Entries provided
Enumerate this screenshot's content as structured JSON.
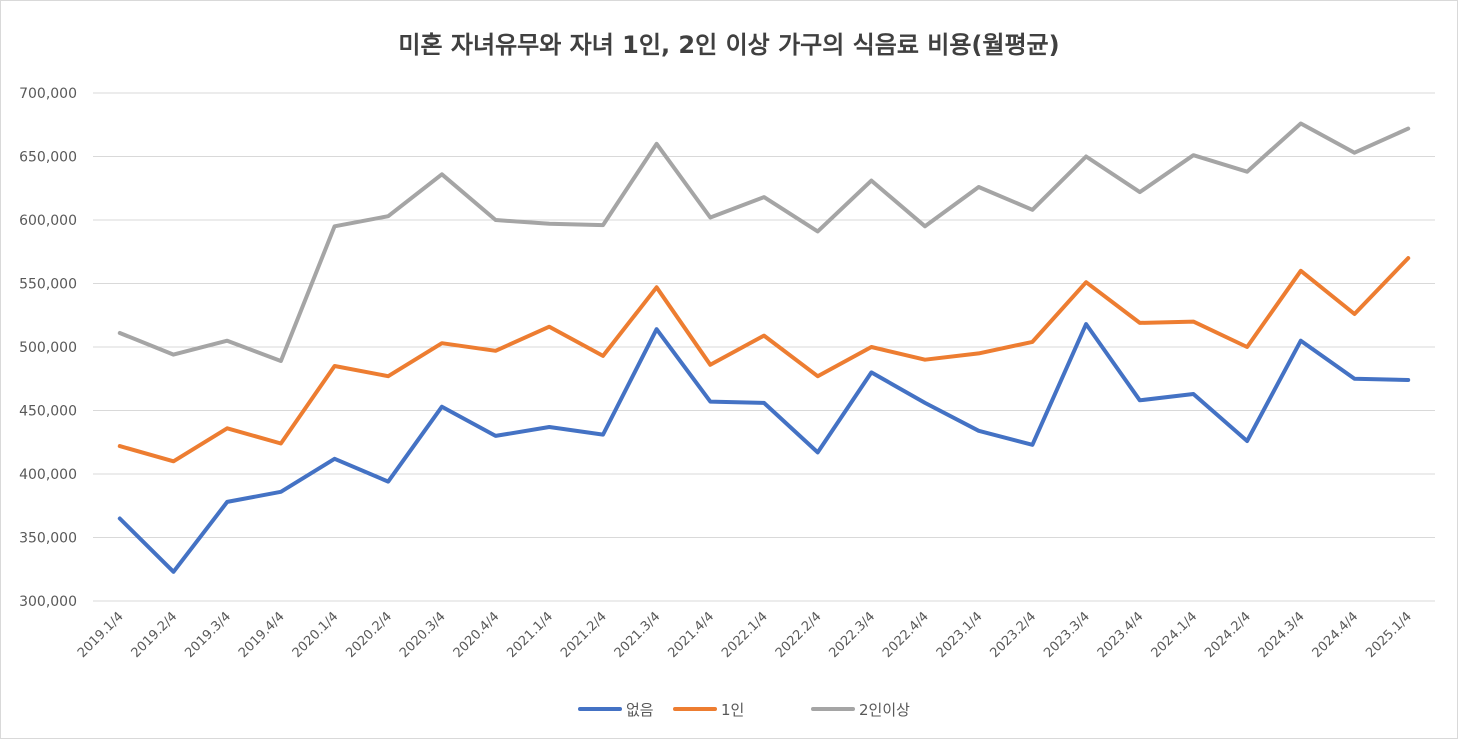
{
  "chart_data": {
    "type": "line",
    "title": "미혼 자녀유무와 자녀 1인, 2인 이상 가구의 식음료 비용(월평균)",
    "xlabel": "",
    "ylabel": "",
    "ylim": [
      300000,
      700000
    ],
    "yticks": [
      "300,000",
      "350,000",
      "400,000",
      "450,000",
      "500,000",
      "550,000",
      "600,000",
      "650,000",
      "700,000"
    ],
    "grid": true,
    "legend_position": "bottom",
    "categories": [
      "2019.1/4",
      "2019.2/4",
      "2019.3/4",
      "2019.4/4",
      "2020.1/4",
      "2020.2/4",
      "2020.3/4",
      "2020.4/4",
      "2021.1/4",
      "2021.2/4",
      "2021.3/4",
      "2021.4/4",
      "2022.1/4",
      "2022.2/4",
      "2022.3/4",
      "2022.4/4",
      "2023.1/4",
      "2023.2/4",
      "2023.3/4",
      "2023.4/4",
      "2024.1/4",
      "2024.2/4",
      "2024.3/4",
      "2024.4/4",
      "2025.1/4"
    ],
    "series": [
      {
        "name": "없음",
        "color": "#4472C4",
        "values": [
          365000,
          323000,
          378000,
          386000,
          412000,
          394000,
          453000,
          430000,
          437000,
          431000,
          514000,
          457000,
          456000,
          417000,
          480000,
          456000,
          434000,
          423000,
          518000,
          458000,
          463000,
          426000,
          505000,
          475000,
          474000
        ]
      },
      {
        "name": "1인",
        "color": "#ED7D31",
        "values": [
          422000,
          410000,
          436000,
          424000,
          485000,
          477000,
          503000,
          497000,
          516000,
          493000,
          547000,
          486000,
          509000,
          477000,
          500000,
          490000,
          495000,
          504000,
          551000,
          519000,
          520000,
          500000,
          560000,
          526000,
          570000
        ]
      },
      {
        "name": "2인이상",
        "color": "#A5A5A5",
        "values": [
          511000,
          494000,
          505000,
          489000,
          595000,
          603000,
          636000,
          600000,
          597000,
          596000,
          660000,
          602000,
          618000,
          591000,
          631000,
          595000,
          626000,
          608000,
          650000,
          622000,
          651000,
          638000,
          676000,
          653000,
          672000
        ]
      }
    ]
  }
}
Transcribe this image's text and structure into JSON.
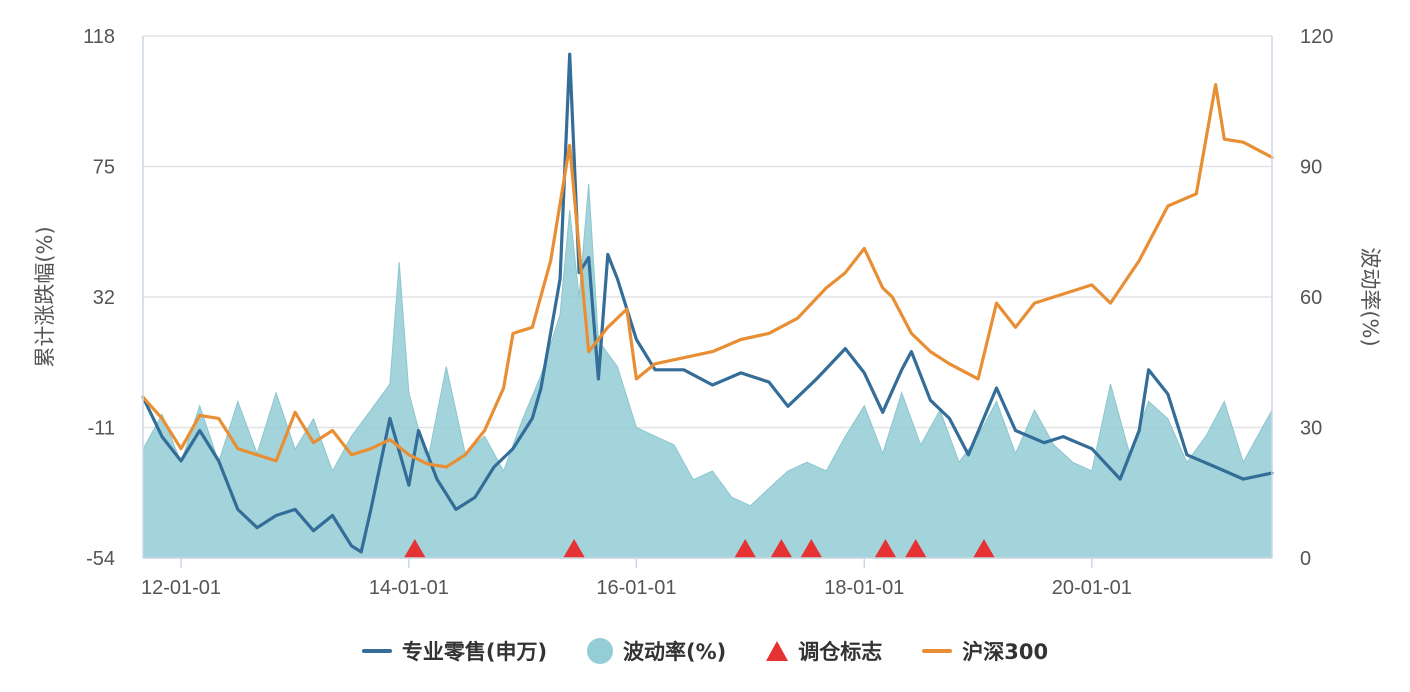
{
  "chart_data": {
    "type": "line",
    "title": "",
    "ylabel_left": "累计涨跌幅(%)",
    "ylabel_right": "波动率(%)",
    "y_left": {
      "ticks": [
        118,
        75,
        32,
        -11,
        -54
      ],
      "min": -54,
      "max": 118
    },
    "y_right": {
      "ticks": [
        120,
        90,
        60,
        30,
        0
      ],
      "min": 0,
      "max": 120
    },
    "x_range": [
      "2011-09-01",
      "2021-08-01"
    ],
    "x_ticks": [
      {
        "date": "2012-01-01",
        "label": "12-01-01"
      },
      {
        "date": "2014-01-01",
        "label": "14-01-01"
      },
      {
        "date": "2016-01-01",
        "label": "16-01-01"
      },
      {
        "date": "2018-01-01",
        "label": "18-01-01"
      },
      {
        "date": "2020-01-01",
        "label": "20-01-01"
      }
    ],
    "grid": true,
    "legend_position": "bottom",
    "series": [
      {
        "name": "专业零售(申万)",
        "axis": "left",
        "kind": "line",
        "color": "#336d98",
        "points": [
          [
            "2011-09-01",
            -1
          ],
          [
            "2011-11-01",
            -14
          ],
          [
            "2012-01-01",
            -22
          ],
          [
            "2012-03-01",
            -12
          ],
          [
            "2012-05-01",
            -22
          ],
          [
            "2012-07-01",
            -38
          ],
          [
            "2012-09-01",
            -44
          ],
          [
            "2012-11-01",
            -40
          ],
          [
            "2013-01-01",
            -38
          ],
          [
            "2013-03-01",
            -45
          ],
          [
            "2013-05-01",
            -40
          ],
          [
            "2013-07-01",
            -50
          ],
          [
            "2013-08-01",
            -52
          ],
          [
            "2013-09-01",
            -38
          ],
          [
            "2013-11-01",
            -8
          ],
          [
            "2014-01-01",
            -30
          ],
          [
            "2014-02-01",
            -12
          ],
          [
            "2014-04-01",
            -28
          ],
          [
            "2014-06-01",
            -38
          ],
          [
            "2014-08-01",
            -34
          ],
          [
            "2014-10-01",
            -24
          ],
          [
            "2014-12-01",
            -18
          ],
          [
            "2015-02-01",
            -8
          ],
          [
            "2015-03-01",
            2
          ],
          [
            "2015-05-01",
            38
          ],
          [
            "2015-06-01",
            112
          ],
          [
            "2015-07-01",
            40
          ],
          [
            "2015-08-01",
            45
          ],
          [
            "2015-09-01",
            5
          ],
          [
            "2015-10-01",
            46
          ],
          [
            "2015-11-01",
            38
          ],
          [
            "2016-01-01",
            18
          ],
          [
            "2016-03-01",
            8
          ],
          [
            "2016-06-01",
            8
          ],
          [
            "2016-09-01",
            3
          ],
          [
            "2016-12-01",
            7
          ],
          [
            "2017-03-01",
            4
          ],
          [
            "2017-05-01",
            -4
          ],
          [
            "2017-08-01",
            5
          ],
          [
            "2017-11-01",
            15
          ],
          [
            "2018-01-01",
            7
          ],
          [
            "2018-03-01",
            -6
          ],
          [
            "2018-05-01",
            8
          ],
          [
            "2018-06-01",
            14
          ],
          [
            "2018-08-01",
            -2
          ],
          [
            "2018-10-01",
            -8
          ],
          [
            "2018-12-01",
            -20
          ],
          [
            "2019-03-01",
            2
          ],
          [
            "2019-05-01",
            -12
          ],
          [
            "2019-08-01",
            -16
          ],
          [
            "2019-10-01",
            -14
          ],
          [
            "2020-01-01",
            -18
          ],
          [
            "2020-04-01",
            -28
          ],
          [
            "2020-06-01",
            -12
          ],
          [
            "2020-07-01",
            8
          ],
          [
            "2020-09-01",
            0
          ],
          [
            "2020-11-01",
            -20
          ],
          [
            "2021-02-01",
            -24
          ],
          [
            "2021-05-01",
            -28
          ],
          [
            "2021-08-01",
            -26
          ]
        ]
      },
      {
        "name": "沪深300",
        "axis": "left",
        "kind": "line",
        "color": "#e88f35",
        "points": [
          [
            "2011-09-01",
            -1
          ],
          [
            "2011-11-01",
            -8
          ],
          [
            "2012-01-01",
            -18
          ],
          [
            "2012-03-01",
            -7
          ],
          [
            "2012-05-01",
            -8
          ],
          [
            "2012-07-01",
            -18
          ],
          [
            "2012-09-01",
            -20
          ],
          [
            "2012-11-01",
            -22
          ],
          [
            "2013-01-01",
            -6
          ],
          [
            "2013-03-01",
            -16
          ],
          [
            "2013-05-01",
            -12
          ],
          [
            "2013-07-01",
            -20
          ],
          [
            "2013-09-01",
            -18
          ],
          [
            "2013-11-01",
            -15
          ],
          [
            "2014-01-01",
            -20
          ],
          [
            "2014-03-01",
            -23
          ],
          [
            "2014-05-01",
            -24
          ],
          [
            "2014-07-01",
            -20
          ],
          [
            "2014-09-01",
            -12
          ],
          [
            "2014-11-01",
            2
          ],
          [
            "2014-12-01",
            20
          ],
          [
            "2015-02-01",
            22
          ],
          [
            "2015-04-01",
            44
          ],
          [
            "2015-06-01",
            82
          ],
          [
            "2015-07-01",
            48
          ],
          [
            "2015-08-01",
            14
          ],
          [
            "2015-10-01",
            22
          ],
          [
            "2015-12-01",
            28
          ],
          [
            "2016-01-01",
            5
          ],
          [
            "2016-03-01",
            10
          ],
          [
            "2016-06-01",
            12
          ],
          [
            "2016-09-01",
            14
          ],
          [
            "2016-12-01",
            18
          ],
          [
            "2017-03-01",
            20
          ],
          [
            "2017-06-01",
            25
          ],
          [
            "2017-09-01",
            35
          ],
          [
            "2017-11-01",
            40
          ],
          [
            "2018-01-01",
            48
          ],
          [
            "2018-03-01",
            35
          ],
          [
            "2018-04-01",
            32
          ],
          [
            "2018-06-01",
            20
          ],
          [
            "2018-08-01",
            14
          ],
          [
            "2018-10-01",
            10
          ],
          [
            "2019-01-01",
            5
          ],
          [
            "2019-03-01",
            30
          ],
          [
            "2019-05-01",
            22
          ],
          [
            "2019-07-01",
            30
          ],
          [
            "2019-09-01",
            32
          ],
          [
            "2020-01-01",
            36
          ],
          [
            "2020-03-01",
            30
          ],
          [
            "2020-06-01",
            44
          ],
          [
            "2020-09-01",
            62
          ],
          [
            "2020-12-01",
            66
          ],
          [
            "2021-02-01",
            102
          ],
          [
            "2021-03-01",
            84
          ],
          [
            "2021-05-01",
            83
          ],
          [
            "2021-08-01",
            78
          ]
        ]
      },
      {
        "name": "波动率(%)",
        "axis": "right",
        "kind": "area",
        "color": "#94cdd5",
        "points": [
          [
            "2011-09-01",
            25
          ],
          [
            "2011-11-01",
            33
          ],
          [
            "2012-01-01",
            22
          ],
          [
            "2012-03-01",
            35
          ],
          [
            "2012-05-01",
            22
          ],
          [
            "2012-07-01",
            36
          ],
          [
            "2012-09-01",
            24
          ],
          [
            "2012-11-01",
            38
          ],
          [
            "2013-01-01",
            25
          ],
          [
            "2013-03-01",
            32
          ],
          [
            "2013-05-01",
            20
          ],
          [
            "2013-07-01",
            28
          ],
          [
            "2013-09-01",
            34
          ],
          [
            "2013-11-01",
            40
          ],
          [
            "2013-12-01",
            68
          ],
          [
            "2014-01-01",
            38
          ],
          [
            "2014-03-01",
            22
          ],
          [
            "2014-05-01",
            44
          ],
          [
            "2014-07-01",
            24
          ],
          [
            "2014-09-01",
            28
          ],
          [
            "2014-11-01",
            20
          ],
          [
            "2015-01-01",
            32
          ],
          [
            "2015-03-01",
            42
          ],
          [
            "2015-05-01",
            56
          ],
          [
            "2015-06-01",
            80
          ],
          [
            "2015-07-01",
            60
          ],
          [
            "2015-08-01",
            86
          ],
          [
            "2015-09-01",
            50
          ],
          [
            "2015-11-01",
            44
          ],
          [
            "2016-01-01",
            30
          ],
          [
            "2016-03-01",
            28
          ],
          [
            "2016-05-01",
            26
          ],
          [
            "2016-07-01",
            18
          ],
          [
            "2016-09-01",
            20
          ],
          [
            "2016-11-01",
            14
          ],
          [
            "2017-01-01",
            12
          ],
          [
            "2017-03-01",
            16
          ],
          [
            "2017-05-01",
            20
          ],
          [
            "2017-07-01",
            22
          ],
          [
            "2017-09-01",
            20
          ],
          [
            "2017-11-01",
            28
          ],
          [
            "2018-01-01",
            35
          ],
          [
            "2018-03-01",
            24
          ],
          [
            "2018-05-01",
            38
          ],
          [
            "2018-07-01",
            26
          ],
          [
            "2018-09-01",
            34
          ],
          [
            "2018-11-01",
            22
          ],
          [
            "2019-01-01",
            28
          ],
          [
            "2019-03-01",
            36
          ],
          [
            "2019-05-01",
            24
          ],
          [
            "2019-07-01",
            34
          ],
          [
            "2019-09-01",
            26
          ],
          [
            "2019-11-01",
            22
          ],
          [
            "2020-01-01",
            20
          ],
          [
            "2020-03-01",
            40
          ],
          [
            "2020-05-01",
            24
          ],
          [
            "2020-07-01",
            36
          ],
          [
            "2020-09-01",
            32
          ],
          [
            "2020-11-01",
            22
          ],
          [
            "2021-01-01",
            28
          ],
          [
            "2021-03-01",
            36
          ],
          [
            "2021-05-01",
            22
          ],
          [
            "2021-07-01",
            30
          ],
          [
            "2021-08-01",
            34
          ]
        ]
      },
      {
        "name": "调仓标志",
        "axis": "none",
        "kind": "marker",
        "color": "#e63232",
        "dates": [
          "2014-01-20",
          "2015-06-15",
          "2016-12-15",
          "2017-04-10",
          "2017-07-15",
          "2018-03-10",
          "2018-06-15",
          "2019-01-20"
        ]
      }
    ]
  },
  "legend": {
    "items": [
      {
        "label": "专业零售(申万)",
        "symbol": "line",
        "color": "#336d98"
      },
      {
        "label": "波动率(%)",
        "symbol": "circle",
        "color": "#94cdd5"
      },
      {
        "label": "调仓标志",
        "symbol": "triangle",
        "color": "#e63232"
      },
      {
        "label": "沪深300",
        "symbol": "line",
        "color": "#e88f35"
      }
    ]
  }
}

Task to complete
Answer only with how many lines in the records include "this".

Solved problem
2